[Work to be completed] Collect each line holding the string "chevron".

Records contained in a dataset
□ □ □
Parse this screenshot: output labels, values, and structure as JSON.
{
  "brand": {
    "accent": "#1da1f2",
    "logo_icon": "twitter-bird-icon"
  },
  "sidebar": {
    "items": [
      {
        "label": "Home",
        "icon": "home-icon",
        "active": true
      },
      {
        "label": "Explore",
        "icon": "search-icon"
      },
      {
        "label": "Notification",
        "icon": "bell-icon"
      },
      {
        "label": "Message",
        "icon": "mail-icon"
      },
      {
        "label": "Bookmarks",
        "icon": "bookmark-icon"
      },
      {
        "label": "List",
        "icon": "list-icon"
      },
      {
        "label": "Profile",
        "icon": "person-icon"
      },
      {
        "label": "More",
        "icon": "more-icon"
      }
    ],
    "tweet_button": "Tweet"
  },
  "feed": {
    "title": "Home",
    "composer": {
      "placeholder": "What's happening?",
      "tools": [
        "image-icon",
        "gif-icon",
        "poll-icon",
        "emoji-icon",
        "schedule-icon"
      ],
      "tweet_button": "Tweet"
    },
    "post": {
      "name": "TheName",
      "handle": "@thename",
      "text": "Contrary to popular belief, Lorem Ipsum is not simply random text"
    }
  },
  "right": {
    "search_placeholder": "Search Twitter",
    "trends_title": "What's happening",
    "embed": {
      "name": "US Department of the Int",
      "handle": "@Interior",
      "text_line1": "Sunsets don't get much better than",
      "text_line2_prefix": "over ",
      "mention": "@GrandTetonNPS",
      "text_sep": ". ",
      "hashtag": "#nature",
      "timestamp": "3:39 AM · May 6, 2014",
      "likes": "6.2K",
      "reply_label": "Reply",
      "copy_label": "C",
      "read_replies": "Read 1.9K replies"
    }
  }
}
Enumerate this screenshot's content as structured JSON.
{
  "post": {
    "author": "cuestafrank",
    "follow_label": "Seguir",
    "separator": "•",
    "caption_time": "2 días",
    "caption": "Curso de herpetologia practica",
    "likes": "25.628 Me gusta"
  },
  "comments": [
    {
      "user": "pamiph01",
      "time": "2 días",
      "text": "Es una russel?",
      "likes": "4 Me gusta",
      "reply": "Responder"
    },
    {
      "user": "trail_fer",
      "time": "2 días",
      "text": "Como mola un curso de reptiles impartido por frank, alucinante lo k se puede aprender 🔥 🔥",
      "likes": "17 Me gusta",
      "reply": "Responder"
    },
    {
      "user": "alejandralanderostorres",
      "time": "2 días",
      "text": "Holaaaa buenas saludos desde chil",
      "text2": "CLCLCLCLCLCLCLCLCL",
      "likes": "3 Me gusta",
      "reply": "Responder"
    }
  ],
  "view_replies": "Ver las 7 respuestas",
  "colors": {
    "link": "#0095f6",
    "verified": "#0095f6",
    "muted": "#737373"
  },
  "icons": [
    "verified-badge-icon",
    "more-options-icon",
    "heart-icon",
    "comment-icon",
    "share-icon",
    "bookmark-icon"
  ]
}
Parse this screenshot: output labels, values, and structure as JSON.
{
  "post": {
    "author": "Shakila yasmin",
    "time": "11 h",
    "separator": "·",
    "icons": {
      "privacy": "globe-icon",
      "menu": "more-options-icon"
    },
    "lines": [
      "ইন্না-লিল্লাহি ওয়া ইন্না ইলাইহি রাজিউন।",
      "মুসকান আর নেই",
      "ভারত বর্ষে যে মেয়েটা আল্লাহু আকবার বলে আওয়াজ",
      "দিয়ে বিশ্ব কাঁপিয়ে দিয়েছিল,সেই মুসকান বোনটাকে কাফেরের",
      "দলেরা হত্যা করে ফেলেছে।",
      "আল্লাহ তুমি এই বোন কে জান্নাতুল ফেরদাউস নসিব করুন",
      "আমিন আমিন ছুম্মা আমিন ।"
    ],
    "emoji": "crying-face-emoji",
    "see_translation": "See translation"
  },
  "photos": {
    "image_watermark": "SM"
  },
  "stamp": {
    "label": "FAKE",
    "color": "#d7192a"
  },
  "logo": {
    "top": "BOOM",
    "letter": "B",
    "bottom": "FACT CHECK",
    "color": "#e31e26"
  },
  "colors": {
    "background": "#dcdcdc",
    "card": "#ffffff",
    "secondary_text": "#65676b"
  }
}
□ □ □
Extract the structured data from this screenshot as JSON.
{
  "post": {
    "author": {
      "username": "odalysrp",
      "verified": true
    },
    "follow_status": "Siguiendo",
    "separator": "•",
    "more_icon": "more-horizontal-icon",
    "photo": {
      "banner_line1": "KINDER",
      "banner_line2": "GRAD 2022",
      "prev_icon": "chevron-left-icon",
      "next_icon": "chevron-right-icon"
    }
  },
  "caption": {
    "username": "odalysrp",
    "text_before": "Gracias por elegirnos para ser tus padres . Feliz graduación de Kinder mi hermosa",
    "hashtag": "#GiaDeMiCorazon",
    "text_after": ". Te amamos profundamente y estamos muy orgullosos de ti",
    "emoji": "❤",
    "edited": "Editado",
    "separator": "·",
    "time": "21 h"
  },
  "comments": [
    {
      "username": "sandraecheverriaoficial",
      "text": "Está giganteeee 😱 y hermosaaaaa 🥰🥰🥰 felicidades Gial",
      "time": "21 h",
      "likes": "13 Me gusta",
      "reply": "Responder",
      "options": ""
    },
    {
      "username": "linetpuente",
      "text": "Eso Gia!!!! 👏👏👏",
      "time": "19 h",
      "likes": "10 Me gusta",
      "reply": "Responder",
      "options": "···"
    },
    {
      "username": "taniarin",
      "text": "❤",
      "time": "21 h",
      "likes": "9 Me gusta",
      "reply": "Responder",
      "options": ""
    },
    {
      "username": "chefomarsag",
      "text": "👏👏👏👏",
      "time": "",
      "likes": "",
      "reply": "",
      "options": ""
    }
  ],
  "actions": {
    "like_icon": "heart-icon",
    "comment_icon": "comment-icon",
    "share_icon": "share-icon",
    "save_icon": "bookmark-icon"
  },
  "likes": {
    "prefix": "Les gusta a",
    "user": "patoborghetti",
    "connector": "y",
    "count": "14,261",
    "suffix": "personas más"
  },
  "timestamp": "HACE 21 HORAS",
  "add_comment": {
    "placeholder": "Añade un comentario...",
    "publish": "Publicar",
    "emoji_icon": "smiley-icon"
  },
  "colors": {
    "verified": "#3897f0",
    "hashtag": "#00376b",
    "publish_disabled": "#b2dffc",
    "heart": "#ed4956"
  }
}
□ □ □
[Solution to this problem]
      "prev_icon": "chevron-left-icon",
      "next_icon": "chevron-right-icon"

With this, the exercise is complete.